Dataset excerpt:

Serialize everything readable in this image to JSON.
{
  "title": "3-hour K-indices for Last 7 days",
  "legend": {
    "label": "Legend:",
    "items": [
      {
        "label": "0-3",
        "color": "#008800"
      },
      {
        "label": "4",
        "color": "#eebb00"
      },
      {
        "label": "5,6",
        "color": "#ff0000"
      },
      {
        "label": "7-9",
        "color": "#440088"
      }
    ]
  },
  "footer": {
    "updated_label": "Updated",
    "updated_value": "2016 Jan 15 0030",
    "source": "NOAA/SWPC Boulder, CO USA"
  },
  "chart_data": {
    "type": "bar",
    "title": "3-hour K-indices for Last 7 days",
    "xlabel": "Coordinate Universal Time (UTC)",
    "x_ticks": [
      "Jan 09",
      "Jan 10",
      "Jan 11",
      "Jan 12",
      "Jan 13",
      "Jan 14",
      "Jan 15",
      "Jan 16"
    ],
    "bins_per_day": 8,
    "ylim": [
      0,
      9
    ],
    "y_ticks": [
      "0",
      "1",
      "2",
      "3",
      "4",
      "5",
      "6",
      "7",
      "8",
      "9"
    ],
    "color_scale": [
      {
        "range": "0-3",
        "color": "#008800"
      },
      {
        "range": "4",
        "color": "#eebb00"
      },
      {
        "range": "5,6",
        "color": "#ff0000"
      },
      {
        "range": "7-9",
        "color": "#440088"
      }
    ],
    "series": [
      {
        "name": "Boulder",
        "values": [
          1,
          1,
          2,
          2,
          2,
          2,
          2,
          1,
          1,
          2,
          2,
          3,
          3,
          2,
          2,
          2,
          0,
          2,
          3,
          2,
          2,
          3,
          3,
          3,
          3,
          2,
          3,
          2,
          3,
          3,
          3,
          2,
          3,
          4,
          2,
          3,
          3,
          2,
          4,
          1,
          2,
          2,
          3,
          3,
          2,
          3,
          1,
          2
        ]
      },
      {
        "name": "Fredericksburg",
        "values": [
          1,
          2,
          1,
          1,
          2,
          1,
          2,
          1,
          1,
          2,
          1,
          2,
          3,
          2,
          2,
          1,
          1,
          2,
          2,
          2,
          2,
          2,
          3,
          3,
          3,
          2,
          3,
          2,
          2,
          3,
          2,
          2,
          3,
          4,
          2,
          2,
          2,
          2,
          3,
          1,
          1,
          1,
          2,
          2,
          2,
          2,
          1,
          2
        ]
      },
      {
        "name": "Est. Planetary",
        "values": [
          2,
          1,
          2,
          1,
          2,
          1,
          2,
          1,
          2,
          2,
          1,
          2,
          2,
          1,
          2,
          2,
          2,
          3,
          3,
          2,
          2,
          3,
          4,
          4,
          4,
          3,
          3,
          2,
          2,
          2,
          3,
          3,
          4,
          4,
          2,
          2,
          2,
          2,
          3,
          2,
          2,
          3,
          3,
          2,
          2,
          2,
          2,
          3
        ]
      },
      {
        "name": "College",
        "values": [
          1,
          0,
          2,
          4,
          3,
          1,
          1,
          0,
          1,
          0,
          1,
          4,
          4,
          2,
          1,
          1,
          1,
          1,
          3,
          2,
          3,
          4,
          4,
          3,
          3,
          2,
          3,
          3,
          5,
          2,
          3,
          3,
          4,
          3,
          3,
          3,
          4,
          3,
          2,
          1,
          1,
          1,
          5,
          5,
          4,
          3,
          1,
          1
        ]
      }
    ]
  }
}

Description of the task:
Write down every line of the data above that includes the string "title".

Response:
  "title": "3-hour K-indices for Last 7 days",
    "title": "3-hour K-indices for Last 7 days",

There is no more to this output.